-- Brief --
Select the lines below containing the word "άνθους".
====== Task input
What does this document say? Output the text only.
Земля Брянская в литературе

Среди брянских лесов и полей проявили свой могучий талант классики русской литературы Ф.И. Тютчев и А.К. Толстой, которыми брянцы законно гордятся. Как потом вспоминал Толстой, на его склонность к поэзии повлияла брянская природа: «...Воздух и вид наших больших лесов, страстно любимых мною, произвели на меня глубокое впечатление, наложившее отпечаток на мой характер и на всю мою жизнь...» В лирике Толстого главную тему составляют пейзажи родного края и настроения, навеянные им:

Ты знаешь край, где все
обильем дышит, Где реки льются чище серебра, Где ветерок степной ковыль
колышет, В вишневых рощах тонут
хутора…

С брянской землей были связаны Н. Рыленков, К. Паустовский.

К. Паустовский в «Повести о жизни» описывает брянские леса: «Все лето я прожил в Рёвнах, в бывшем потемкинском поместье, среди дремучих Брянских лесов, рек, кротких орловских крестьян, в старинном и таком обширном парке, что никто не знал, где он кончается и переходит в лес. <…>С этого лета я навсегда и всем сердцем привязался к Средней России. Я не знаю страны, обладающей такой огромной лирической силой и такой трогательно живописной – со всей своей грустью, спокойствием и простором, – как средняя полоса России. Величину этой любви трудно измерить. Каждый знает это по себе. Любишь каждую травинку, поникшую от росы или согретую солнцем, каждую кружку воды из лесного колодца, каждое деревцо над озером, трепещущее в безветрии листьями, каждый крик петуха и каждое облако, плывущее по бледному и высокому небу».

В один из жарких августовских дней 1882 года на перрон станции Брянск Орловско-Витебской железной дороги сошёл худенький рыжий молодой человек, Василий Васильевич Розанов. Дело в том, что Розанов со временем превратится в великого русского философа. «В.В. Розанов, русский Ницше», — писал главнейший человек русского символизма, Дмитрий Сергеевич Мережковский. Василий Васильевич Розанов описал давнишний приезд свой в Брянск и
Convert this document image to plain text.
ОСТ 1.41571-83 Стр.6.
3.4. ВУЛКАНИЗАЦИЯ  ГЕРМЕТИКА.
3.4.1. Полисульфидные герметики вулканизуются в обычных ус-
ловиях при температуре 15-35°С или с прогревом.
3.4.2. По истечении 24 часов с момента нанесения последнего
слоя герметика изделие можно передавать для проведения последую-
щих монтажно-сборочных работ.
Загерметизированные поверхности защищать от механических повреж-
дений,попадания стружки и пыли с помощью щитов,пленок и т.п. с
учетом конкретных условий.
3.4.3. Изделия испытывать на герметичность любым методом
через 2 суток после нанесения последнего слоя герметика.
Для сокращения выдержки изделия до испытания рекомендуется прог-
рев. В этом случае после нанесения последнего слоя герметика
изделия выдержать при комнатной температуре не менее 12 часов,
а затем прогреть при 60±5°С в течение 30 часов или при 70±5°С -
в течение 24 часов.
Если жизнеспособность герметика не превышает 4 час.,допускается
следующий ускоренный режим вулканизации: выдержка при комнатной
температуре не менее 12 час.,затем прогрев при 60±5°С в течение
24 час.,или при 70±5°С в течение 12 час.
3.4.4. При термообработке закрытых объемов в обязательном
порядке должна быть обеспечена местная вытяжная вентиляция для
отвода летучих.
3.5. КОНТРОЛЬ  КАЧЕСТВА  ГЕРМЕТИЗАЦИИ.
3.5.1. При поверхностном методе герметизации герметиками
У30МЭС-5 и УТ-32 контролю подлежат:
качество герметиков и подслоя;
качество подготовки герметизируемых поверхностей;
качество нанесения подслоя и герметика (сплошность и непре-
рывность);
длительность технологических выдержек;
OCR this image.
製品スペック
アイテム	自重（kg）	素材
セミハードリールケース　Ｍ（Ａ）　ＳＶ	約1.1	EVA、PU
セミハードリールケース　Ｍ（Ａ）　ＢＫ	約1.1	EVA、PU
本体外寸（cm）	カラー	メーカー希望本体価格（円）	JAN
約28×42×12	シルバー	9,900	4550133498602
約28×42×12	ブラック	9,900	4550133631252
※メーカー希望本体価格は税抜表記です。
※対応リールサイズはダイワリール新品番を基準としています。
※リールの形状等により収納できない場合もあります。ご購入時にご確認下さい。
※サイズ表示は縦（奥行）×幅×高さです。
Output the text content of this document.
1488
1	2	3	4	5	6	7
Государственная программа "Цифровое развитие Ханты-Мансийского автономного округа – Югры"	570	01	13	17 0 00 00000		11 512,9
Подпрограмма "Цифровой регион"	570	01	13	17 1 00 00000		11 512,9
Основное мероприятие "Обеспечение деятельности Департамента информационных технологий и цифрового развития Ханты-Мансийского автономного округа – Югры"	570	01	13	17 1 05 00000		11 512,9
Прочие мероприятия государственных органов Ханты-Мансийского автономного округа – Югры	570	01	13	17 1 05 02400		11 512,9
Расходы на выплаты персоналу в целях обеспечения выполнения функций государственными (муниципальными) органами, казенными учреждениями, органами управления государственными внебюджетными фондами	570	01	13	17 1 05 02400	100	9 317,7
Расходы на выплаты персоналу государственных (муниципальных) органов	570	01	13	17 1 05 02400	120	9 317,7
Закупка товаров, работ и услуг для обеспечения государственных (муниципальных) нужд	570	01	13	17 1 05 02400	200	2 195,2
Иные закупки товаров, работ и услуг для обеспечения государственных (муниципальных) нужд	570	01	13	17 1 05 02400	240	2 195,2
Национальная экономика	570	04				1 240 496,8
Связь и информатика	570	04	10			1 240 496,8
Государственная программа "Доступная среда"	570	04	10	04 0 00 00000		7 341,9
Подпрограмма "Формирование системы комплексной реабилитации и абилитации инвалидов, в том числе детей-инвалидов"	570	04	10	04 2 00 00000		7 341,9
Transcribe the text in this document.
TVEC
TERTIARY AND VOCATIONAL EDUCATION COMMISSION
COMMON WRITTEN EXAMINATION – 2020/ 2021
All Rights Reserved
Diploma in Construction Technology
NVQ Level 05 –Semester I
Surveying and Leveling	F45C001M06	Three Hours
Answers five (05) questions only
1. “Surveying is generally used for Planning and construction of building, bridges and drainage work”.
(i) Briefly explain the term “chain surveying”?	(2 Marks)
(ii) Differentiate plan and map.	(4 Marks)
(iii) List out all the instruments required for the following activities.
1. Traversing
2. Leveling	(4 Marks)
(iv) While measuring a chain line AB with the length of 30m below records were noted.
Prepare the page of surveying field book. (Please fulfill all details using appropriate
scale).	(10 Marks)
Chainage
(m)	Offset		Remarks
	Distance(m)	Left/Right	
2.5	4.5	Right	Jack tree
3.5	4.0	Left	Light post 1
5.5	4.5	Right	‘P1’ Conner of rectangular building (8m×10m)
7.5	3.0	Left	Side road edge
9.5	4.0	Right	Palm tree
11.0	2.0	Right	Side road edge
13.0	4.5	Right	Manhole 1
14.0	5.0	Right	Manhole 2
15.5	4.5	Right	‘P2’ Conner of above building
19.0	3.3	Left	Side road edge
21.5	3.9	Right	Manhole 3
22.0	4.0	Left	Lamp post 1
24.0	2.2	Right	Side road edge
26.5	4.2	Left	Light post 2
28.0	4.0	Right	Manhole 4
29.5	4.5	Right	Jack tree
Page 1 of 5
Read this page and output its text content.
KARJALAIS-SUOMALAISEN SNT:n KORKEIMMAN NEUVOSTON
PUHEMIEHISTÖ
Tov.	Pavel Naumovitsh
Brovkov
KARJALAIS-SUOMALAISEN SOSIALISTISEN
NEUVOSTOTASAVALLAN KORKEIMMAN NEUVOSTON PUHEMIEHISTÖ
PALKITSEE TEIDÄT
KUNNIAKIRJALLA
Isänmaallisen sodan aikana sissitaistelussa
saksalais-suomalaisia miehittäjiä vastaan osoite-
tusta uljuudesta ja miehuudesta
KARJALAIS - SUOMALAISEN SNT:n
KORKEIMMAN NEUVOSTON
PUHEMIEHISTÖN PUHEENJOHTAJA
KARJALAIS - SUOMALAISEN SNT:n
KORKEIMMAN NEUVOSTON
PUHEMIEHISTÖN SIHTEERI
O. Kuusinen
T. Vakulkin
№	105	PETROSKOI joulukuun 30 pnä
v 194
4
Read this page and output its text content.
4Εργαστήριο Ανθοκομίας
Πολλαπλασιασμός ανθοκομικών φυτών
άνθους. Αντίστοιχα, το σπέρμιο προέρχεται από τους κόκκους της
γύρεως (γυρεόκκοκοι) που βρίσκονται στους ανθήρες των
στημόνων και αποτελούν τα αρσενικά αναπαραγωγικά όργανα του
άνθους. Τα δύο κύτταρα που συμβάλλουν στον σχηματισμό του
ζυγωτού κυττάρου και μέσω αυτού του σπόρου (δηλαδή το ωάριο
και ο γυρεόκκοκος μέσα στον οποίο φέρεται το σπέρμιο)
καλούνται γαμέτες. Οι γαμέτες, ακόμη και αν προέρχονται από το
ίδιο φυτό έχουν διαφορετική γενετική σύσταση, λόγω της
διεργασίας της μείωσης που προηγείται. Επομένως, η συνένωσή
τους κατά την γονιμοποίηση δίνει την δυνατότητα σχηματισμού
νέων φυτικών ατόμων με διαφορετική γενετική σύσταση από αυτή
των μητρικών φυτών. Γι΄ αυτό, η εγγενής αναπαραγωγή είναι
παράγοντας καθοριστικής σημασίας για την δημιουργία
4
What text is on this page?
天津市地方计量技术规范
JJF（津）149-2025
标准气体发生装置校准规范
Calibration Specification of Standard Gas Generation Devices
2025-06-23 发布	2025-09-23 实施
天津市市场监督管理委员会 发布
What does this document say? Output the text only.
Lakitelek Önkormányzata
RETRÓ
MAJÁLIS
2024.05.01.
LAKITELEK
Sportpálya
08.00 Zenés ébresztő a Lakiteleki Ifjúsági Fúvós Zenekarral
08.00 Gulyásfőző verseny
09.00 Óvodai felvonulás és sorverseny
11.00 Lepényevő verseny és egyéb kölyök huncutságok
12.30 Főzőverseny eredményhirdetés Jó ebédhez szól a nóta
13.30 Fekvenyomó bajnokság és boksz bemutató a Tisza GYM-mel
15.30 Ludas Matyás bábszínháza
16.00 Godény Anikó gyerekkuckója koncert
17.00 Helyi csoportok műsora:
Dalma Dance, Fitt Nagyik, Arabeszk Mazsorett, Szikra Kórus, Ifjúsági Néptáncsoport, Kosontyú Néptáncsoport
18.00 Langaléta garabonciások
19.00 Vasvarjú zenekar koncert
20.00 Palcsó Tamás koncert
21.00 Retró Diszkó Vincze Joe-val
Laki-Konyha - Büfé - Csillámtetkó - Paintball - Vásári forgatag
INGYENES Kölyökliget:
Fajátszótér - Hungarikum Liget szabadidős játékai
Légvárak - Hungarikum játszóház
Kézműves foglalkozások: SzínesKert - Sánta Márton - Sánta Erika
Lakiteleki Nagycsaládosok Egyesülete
============
-- The response --
άνθους. Αντίστοιχα, το σπέρμιο προέρχεται από τους κόκκους της
άνθους. Τα δύο κύτταρα που συμβάλλουν στον σχηματισμό του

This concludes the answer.